Text provided
At their 26-acre homestead on Yellow Springs-Fairfield Road with 2,000 square feet of heated greenhouses and cold houses, Burns and DeWine are now growing spinach, lettuces, arugula, tat choy and kale, which they sell to local restaurants, at the Yellow Springs Methodist Church Winter Farmers Market and by delivery or pick-up at the farm.

A wood-burning outdoor boiler heats water, which is piped through the greenhouses and the couple’s residence, providing all of the heat they need to keep their home — and their vegetables — warm. They use this renewable source of energy because “natural gas is pretty unsustainable environmentally and financially,” Burns said. In addition to burning fallen branches from their property, they burn tree waste donated by area tree trimmers.

For Burns and DeWine, who have backgrounds in natural resources management and ecology and who met while re-vegetating the Grand Canyon, farming was a natural fit.

“That was a good job,” Burns said of the Grand Canyon stint. “This is a better job.”

The couple returned to the area, where DeWine, son of former U.S. Senator Mike DeWine, grew up, and took over the property where his grandparents, Dick and Jean DeWine, had lived since 1959. John DeWine recalls gardening with his grandfather on the property during the summers of his youth, part-time until he was about nine years old and full-time thereafter.

Listed records

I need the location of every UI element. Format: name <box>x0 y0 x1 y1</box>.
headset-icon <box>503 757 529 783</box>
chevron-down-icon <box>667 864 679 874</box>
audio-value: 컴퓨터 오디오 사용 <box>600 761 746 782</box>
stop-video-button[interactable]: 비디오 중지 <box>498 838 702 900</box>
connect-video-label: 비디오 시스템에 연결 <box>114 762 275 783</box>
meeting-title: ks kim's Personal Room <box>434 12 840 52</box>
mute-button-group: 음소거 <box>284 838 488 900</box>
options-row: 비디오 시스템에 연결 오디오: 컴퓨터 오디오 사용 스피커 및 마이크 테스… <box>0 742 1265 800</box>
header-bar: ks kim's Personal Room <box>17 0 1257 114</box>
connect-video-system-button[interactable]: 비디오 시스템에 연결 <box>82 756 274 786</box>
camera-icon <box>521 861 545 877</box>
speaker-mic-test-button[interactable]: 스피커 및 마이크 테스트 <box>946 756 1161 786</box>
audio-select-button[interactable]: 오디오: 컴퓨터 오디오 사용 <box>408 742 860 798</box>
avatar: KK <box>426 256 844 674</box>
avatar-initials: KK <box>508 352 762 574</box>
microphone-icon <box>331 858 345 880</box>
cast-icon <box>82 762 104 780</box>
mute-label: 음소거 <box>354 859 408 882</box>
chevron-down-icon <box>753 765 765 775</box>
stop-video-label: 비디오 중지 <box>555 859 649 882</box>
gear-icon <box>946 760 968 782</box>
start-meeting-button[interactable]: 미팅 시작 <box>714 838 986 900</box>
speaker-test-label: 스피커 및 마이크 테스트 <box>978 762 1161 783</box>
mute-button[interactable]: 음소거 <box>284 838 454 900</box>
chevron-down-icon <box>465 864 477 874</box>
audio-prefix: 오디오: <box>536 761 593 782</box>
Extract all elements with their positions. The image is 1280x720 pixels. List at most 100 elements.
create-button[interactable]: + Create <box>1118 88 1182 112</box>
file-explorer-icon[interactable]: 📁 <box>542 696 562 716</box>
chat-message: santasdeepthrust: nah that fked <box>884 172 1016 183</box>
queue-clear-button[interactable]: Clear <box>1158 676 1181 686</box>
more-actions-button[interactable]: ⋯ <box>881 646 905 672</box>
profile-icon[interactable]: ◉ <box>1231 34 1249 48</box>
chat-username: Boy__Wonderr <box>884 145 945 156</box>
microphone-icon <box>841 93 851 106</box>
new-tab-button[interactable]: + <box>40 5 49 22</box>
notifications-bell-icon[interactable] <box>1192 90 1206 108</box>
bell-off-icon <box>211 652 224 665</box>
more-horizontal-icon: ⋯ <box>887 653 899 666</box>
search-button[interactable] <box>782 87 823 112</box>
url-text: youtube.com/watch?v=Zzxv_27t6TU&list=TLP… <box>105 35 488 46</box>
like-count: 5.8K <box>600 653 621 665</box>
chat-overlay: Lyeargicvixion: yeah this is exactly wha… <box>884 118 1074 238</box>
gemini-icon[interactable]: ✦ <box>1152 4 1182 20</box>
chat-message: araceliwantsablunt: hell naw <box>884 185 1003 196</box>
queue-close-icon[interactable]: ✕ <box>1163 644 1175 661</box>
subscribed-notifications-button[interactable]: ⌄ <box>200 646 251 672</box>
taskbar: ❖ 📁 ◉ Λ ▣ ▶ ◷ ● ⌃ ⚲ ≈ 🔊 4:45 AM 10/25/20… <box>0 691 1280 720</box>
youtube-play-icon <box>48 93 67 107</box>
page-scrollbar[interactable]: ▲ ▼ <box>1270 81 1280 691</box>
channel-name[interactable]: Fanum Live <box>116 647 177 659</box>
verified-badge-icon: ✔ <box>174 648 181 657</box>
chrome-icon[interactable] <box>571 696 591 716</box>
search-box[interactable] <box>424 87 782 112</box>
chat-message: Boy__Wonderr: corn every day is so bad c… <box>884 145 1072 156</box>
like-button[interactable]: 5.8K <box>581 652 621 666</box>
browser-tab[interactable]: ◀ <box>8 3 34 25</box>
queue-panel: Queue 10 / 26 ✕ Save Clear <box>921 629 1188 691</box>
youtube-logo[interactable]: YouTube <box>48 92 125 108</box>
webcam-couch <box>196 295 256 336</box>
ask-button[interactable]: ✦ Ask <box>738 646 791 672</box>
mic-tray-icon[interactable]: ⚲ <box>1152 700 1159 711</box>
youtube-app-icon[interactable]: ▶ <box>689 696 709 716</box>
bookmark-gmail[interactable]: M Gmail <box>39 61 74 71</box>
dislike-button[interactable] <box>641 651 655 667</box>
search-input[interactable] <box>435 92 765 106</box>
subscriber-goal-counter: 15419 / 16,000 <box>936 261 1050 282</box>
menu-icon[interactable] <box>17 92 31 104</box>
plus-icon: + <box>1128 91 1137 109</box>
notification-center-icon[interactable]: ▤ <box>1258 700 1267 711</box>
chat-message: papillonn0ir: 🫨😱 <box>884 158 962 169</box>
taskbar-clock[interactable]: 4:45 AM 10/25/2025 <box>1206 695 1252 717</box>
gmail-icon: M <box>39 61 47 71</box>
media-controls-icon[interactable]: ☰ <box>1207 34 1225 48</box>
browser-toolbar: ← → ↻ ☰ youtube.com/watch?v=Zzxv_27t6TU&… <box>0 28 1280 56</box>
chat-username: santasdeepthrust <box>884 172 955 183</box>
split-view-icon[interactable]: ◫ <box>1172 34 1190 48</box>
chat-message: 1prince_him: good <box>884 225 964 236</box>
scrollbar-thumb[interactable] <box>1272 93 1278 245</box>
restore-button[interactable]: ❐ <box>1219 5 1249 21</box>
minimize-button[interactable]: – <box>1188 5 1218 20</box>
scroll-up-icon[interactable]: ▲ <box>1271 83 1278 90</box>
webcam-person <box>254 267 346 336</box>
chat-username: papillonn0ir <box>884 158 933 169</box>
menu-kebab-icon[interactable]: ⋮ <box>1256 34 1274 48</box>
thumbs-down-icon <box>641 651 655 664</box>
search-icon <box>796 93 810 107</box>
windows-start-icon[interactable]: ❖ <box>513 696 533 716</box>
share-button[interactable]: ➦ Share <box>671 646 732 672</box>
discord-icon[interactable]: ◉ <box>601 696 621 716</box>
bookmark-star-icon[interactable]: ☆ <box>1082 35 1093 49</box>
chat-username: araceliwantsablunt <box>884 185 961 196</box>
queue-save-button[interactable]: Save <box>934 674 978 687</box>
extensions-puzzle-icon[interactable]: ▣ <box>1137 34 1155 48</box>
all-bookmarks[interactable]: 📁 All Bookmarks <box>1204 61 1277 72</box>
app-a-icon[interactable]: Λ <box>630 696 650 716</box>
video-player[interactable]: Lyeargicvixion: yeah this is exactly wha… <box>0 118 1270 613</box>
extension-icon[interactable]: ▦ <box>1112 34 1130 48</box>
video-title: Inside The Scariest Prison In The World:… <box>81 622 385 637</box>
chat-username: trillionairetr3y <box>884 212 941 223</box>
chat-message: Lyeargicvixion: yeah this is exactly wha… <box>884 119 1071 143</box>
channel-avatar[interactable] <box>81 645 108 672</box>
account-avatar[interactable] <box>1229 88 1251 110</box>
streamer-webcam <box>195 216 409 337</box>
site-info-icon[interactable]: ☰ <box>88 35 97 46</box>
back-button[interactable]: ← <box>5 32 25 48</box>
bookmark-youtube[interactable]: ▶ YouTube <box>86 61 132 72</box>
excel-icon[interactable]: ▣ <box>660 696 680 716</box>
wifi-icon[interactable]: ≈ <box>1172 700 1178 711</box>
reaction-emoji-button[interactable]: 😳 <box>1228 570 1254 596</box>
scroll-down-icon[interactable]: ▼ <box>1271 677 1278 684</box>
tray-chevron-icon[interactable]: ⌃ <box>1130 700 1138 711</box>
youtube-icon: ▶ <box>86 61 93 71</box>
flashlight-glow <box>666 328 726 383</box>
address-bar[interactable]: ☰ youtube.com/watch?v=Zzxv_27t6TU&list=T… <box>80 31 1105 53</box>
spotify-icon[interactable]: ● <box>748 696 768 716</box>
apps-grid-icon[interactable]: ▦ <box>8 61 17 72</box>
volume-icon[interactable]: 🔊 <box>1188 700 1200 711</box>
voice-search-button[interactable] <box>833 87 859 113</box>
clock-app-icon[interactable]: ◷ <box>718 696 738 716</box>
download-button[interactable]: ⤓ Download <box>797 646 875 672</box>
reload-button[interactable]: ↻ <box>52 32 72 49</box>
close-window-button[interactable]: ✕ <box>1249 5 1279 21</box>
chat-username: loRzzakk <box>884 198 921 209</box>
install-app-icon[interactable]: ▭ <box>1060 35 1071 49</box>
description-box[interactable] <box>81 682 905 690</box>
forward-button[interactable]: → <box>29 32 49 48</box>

What you need to do
(a) Switch "location" to "position" in the records, from the start of the records up to and including the line with "mute-button-group: 음소거 <box>284". Reproduce only those lines, with everything else left as it is.
(b) Proceed with the text on the greenhouse farm on Yellow Springs-Fairfield Road, picking up right after its final sentence.
The text and the records are independent of each other.

Response list
(a)
I need the position of every UI element. Format: name <box>x0 y0 x1 y1</box>.
headset-icon <box>503 757 529 783</box>
chevron-down-icon <box>667 864 679 874</box>
audio-value: 컴퓨터 오디오 사용 <box>600 761 746 782</box>
stop-video-button[interactable]: 비디오 중지 <box>498 838 702 900</box>
connect-video-label: 비디오 시스템에 연결 <box>114 762 275 783</box>
meeting-title: ks kim's Personal Room <box>434 12 840 52</box>
mute-button-group: 음소거 <box>284 838 488 900</box>

(b)
It was Dick DeWine who planted many of the now-mature apple trees, sugar maples and raspberry bushes the couple continue to nurture and who erected one of the greenhouses, using bricks taken from St. Brigid’s Catholic Church in Xenia after the 1974 tornado destroyed it.

Beets, turnips, cabbage, peppers, tomatoes, radishes, squash, pumpkin, cucumber, potatoes, broccoli, cauliflower and many more vegetables sprout from the four gardens at their home, as well as from John’s parents’ property in Cedarville, where the couple also farms.

Last February they tapped 400 sugar maple trees in the Yellow Springs, Cedarville and Clifton areas, including 60 to 70 on their property, to make what may be their signature product — maple syrup. Last year, about 3,000 gallons of sap yielded 75 gallons of syrup, all produced in a sugar shack at their home. Their raspberry production is also prolific. Last spring Flying Mouse was selling 450 to 500 pints of fresh berries each week.

DeWine and Burns appreciate that there is always something to learn on the farm, that their two children can partake in the food production and that they provide food for their community.

“What I enjoy the most is feeding people,” said Burns, who is also the associate director of the Tecumseh Land Trust. “I’m surprised by how appreciative and supportive people are for their farmers here,” she added of Yellow Springs. “People appreciate the hard work we do and the good food we raise.”

In their greenhouses and cold house, the couple grows the hardy vegetables that can proliferate during short, cold winter days. The greenhouses allow them to grow one season ahead of what could grow outdoors. In addition, the farmers are beginning to adjust their produce to the needs of the community.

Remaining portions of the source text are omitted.